___ SUPPLIED TEXT

Relative Frequency of Paradoxical Growth and Trailing Effect with Caspofungin, Micafungin, Anidulafungin, and the Novel Echinocandin Rezafungin against Candida Species

1
Department of Medical Microbiology, Faculty of Medicine, University of Debrecen, 4032 Debrecen, Hungary
2
Doctoral School of Pharmaceutical Sciences, University of Debrecen, 4032 Debrecen, Hungary
3
Department of Pulmonology, Faculty of Medicine, University of Debrecen, 4032 Debrecen, Hungary
4
Faculty of Pharmacy, University of Debrecen, 4032 Debrecen, Hungary
5
Cidara Therapeutics, Inc., 6310 Nancy Ridge Dr., Suite 101, San Diego, CA 92121, USA
6
UK National Mycology Reference Laboratory, Public Health England, Science Quarter, Southmead Hospital, Bristol BS10 5NB, UK
7
Medical Research Council Centre for Medical Mycology (MRC CMM), University of Exeter, Exeter EX4 4QD, UK
*
Author to whom correspondence should be addressed.

______
___ GIVEN INFORMATION

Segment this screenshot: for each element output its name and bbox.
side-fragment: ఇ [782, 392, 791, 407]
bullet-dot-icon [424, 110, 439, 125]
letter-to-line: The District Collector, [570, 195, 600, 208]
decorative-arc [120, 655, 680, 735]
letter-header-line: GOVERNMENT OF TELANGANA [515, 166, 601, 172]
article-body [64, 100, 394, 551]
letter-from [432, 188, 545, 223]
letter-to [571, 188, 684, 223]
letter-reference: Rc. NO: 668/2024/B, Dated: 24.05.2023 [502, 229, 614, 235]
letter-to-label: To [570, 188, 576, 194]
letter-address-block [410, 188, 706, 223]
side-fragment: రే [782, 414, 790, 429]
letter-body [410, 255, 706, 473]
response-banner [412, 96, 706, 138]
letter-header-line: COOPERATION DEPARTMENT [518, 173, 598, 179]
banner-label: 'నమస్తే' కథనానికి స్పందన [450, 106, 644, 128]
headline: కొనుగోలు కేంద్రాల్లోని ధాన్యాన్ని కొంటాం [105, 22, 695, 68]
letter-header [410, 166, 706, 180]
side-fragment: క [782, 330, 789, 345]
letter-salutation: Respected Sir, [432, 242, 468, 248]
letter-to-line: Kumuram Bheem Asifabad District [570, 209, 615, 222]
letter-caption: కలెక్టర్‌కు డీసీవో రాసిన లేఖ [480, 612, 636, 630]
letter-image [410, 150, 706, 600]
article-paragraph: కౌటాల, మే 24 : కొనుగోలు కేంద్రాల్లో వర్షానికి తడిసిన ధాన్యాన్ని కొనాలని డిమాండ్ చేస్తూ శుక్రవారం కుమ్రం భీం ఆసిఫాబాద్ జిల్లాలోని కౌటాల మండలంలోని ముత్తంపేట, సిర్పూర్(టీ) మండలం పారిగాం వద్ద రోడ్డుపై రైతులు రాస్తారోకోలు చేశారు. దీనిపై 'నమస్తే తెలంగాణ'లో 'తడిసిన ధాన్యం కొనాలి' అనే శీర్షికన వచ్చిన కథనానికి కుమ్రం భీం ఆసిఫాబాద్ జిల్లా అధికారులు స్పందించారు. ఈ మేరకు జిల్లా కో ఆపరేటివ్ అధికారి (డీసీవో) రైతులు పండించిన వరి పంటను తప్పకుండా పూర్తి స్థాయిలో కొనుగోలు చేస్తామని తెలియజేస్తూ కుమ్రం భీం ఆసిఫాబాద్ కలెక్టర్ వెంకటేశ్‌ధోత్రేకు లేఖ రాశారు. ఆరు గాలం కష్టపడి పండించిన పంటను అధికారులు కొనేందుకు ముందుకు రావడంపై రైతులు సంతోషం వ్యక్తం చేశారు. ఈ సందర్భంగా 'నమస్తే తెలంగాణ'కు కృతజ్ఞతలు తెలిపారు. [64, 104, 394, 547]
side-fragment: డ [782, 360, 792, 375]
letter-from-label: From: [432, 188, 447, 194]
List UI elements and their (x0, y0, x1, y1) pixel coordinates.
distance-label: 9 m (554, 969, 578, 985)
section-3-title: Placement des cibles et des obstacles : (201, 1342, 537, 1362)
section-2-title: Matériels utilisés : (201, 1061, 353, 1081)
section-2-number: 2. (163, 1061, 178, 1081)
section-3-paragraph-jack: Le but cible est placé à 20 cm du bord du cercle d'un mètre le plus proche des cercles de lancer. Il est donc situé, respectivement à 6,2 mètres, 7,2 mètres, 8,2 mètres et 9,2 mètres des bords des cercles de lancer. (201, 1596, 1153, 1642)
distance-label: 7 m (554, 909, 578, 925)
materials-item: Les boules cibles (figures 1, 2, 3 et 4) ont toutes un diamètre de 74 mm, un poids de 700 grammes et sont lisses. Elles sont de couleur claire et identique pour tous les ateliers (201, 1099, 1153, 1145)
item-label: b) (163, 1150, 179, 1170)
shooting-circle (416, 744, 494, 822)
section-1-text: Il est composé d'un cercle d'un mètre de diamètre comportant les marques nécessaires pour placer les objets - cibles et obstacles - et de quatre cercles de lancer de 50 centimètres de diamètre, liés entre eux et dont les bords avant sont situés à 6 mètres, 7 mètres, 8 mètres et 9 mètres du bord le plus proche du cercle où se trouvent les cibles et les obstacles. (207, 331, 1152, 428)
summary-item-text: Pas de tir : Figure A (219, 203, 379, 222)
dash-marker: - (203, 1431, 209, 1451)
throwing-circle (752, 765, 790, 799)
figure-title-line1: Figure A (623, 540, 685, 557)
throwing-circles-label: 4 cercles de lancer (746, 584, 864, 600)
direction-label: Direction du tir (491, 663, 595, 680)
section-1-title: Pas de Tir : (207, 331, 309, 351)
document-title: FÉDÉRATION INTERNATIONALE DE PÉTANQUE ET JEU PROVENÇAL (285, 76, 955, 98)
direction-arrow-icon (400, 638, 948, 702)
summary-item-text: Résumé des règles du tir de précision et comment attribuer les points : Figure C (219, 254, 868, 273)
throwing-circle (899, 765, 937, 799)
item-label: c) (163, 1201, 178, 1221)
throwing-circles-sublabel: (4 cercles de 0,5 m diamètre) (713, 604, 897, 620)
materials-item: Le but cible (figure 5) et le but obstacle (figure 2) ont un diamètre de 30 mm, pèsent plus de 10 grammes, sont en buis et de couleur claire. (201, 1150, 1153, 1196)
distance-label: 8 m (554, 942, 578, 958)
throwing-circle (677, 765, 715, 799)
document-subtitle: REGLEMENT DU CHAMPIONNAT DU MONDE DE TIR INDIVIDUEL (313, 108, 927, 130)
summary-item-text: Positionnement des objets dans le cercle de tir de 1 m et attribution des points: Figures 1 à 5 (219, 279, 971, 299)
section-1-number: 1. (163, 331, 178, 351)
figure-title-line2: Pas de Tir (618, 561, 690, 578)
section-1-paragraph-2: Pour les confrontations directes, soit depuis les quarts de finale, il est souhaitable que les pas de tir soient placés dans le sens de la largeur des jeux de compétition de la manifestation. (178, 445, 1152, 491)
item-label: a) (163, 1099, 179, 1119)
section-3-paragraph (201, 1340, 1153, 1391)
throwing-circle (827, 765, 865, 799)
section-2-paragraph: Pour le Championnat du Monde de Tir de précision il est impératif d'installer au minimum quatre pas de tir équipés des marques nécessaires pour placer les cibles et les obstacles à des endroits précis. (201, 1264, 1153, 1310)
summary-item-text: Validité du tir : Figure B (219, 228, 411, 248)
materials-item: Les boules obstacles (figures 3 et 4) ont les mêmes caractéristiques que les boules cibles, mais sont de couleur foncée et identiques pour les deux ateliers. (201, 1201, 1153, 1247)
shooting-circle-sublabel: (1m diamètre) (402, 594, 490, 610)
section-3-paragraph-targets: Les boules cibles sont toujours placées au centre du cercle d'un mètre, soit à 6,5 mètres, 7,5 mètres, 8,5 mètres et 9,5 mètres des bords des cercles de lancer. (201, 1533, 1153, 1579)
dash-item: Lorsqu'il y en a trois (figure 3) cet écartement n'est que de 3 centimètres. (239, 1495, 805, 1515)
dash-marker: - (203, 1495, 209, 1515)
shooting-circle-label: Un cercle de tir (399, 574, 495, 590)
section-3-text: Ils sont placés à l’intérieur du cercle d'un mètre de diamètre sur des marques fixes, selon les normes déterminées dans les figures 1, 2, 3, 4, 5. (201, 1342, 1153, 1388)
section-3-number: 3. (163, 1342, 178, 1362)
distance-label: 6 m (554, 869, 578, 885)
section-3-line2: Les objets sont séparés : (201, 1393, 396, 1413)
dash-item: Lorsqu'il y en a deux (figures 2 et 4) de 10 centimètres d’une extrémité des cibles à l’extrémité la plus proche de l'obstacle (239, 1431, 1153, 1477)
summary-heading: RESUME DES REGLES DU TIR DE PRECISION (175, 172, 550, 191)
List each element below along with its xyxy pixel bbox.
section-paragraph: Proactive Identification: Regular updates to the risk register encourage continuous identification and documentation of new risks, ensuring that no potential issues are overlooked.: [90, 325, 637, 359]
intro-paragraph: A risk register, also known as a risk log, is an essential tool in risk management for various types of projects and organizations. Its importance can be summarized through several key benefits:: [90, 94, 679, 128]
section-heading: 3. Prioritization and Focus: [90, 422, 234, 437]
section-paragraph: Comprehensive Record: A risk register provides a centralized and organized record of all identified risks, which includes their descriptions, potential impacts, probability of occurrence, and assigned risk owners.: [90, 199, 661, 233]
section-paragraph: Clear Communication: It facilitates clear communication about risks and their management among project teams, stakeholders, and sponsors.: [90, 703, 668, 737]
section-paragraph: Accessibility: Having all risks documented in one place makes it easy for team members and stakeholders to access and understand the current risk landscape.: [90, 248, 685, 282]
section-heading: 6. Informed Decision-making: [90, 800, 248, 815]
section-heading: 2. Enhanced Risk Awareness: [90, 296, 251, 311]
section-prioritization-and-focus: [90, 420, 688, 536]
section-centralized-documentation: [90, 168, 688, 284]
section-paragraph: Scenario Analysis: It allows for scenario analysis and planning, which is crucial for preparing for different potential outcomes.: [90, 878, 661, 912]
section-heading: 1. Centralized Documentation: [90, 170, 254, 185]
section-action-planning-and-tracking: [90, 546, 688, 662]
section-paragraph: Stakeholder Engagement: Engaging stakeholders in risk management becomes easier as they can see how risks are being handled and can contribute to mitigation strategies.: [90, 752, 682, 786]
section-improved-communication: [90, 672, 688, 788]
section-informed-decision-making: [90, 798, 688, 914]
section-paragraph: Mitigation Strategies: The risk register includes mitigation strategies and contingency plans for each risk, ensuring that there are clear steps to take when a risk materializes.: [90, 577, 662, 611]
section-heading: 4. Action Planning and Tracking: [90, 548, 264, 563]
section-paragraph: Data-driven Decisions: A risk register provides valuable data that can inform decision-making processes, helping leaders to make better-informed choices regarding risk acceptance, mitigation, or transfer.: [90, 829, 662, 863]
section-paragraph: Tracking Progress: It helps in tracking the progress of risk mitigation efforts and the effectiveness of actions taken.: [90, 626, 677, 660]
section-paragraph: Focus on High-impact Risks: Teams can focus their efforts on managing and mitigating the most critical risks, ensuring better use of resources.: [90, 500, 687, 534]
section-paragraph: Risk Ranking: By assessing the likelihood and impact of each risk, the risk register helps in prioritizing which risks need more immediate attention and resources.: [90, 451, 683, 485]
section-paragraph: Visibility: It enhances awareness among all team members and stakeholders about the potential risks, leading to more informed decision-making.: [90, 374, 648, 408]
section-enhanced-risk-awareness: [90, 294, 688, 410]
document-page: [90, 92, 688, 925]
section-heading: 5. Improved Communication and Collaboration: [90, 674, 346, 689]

______

WHAT YOU NEED TO DO:
1) List the four antifungal drugs named in the title of the echinocandin text.
2) Write the next part of the echinocandin text, starting after its final line.

ANSWERS PER TASK:
1) Caspofungin, micafungin, anidulafungin, rezafungin

2)
J. Fungi 2020, 6(3), 136; https://doi.org/10.3390/jof6030136
Received: 28 July 2020 / Revised: 7 August 2020 / Accepted: 13 August 2020 / Published: 17 August 2020
(This article belongs to the Special Issue Antifungal Agents Recently Approved or Under Development)

Abstract

Rezafungin is a next-generation echinocandin that has favorable pharmacokinetic properties. We compared the occurrence of paradoxical growth (PG) and trailing effect (TE) characteristics to echinocadins with rezafungin, caspofungin, micafungin and anidulafungin using 365 clinical Candida isolates belonging to 13 species. MICs were determined by BMD method according to CLSI (M27 Ed4). Disconnected growth (PG plus TE) was most frequent with caspofungin (49.6%), followed by anidulafungin (33.7%), micafungin (25.7%), while it was least frequent with rezafungin (16.9%). PG was relatively common in the case of caspofungin (30.1%) but was rare in the case of rezafungin (3.0%). C. tropicalis, C. albicans, C. orthopsilosis and C. inconspicua exhibited PG most frequently with caspofungin, micafungin or anidulafungin. PG never occurred in the case of C. krusei isolates. Against C. tropicalis and C. albicans, echinocandins frequently showed PG after 24 h followed by TE after 48 h. All four echinocandins exhibited TE for the majority of C. auris and C. dubliniensis isolates. Disconnected growth was common among Candida species and was echinocandin- and species-dependent. In contrast to earlier echinocandins, PG was infrequently found with rezafungin.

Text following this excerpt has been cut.